* [EXERCISE]: Find all the lines with "kwietnia" and gather them.
══ RECORD SET ══
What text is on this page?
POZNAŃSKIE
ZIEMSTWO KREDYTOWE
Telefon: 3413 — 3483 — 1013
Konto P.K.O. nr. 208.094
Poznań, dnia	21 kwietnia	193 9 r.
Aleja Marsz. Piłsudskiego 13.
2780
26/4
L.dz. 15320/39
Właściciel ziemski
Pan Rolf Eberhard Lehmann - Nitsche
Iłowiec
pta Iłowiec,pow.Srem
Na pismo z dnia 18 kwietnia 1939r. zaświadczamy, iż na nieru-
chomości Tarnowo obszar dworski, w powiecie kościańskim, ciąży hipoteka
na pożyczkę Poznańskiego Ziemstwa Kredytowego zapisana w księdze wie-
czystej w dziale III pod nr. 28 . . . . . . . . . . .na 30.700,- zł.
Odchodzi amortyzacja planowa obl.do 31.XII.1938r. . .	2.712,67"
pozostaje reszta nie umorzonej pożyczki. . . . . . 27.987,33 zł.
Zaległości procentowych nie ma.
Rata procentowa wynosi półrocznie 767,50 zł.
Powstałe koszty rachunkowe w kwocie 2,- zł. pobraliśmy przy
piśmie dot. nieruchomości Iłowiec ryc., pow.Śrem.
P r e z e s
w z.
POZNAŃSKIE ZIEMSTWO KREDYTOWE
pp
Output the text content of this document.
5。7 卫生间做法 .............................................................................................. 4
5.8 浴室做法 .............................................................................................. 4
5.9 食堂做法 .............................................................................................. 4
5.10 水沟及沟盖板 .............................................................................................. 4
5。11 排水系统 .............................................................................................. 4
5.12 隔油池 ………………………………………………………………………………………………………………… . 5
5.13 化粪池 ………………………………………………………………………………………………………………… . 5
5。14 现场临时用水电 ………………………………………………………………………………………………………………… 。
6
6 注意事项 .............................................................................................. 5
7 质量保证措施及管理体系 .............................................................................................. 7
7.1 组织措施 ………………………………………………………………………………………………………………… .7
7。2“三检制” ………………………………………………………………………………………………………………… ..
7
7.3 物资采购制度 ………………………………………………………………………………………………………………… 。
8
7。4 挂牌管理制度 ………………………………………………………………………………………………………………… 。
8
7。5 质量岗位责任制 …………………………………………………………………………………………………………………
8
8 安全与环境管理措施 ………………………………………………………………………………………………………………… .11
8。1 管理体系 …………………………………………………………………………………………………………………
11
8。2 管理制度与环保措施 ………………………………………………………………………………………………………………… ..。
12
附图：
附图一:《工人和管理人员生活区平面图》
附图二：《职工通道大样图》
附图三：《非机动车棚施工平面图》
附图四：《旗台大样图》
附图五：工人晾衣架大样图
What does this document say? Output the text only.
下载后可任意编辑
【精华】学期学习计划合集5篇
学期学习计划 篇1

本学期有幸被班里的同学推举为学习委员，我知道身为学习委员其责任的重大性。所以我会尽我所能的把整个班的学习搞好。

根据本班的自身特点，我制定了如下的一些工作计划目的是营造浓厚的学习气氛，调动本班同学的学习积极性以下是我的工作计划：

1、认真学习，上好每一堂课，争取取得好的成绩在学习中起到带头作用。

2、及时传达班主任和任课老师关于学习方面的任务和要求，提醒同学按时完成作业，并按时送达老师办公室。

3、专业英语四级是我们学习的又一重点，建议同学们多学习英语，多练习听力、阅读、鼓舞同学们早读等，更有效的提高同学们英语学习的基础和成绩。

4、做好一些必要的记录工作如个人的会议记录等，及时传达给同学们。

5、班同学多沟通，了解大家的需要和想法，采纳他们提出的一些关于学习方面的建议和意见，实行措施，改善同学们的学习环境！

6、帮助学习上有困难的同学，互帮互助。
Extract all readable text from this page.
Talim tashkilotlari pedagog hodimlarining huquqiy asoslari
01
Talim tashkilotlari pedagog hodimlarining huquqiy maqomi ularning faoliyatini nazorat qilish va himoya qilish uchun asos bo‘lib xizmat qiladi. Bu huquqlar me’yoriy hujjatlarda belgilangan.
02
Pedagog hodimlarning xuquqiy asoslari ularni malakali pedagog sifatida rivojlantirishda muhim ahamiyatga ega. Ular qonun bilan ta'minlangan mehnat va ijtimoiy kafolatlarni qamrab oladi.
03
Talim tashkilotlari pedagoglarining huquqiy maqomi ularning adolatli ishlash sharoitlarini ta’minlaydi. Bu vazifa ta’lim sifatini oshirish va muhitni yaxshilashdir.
═══
* [ANSWER BELOW]:
Poznań, dnia	21 kwietnia	193 9 r.
Na pismo z dnia 18 kwietnia 1939r. zaświadczamy, iż na nieru-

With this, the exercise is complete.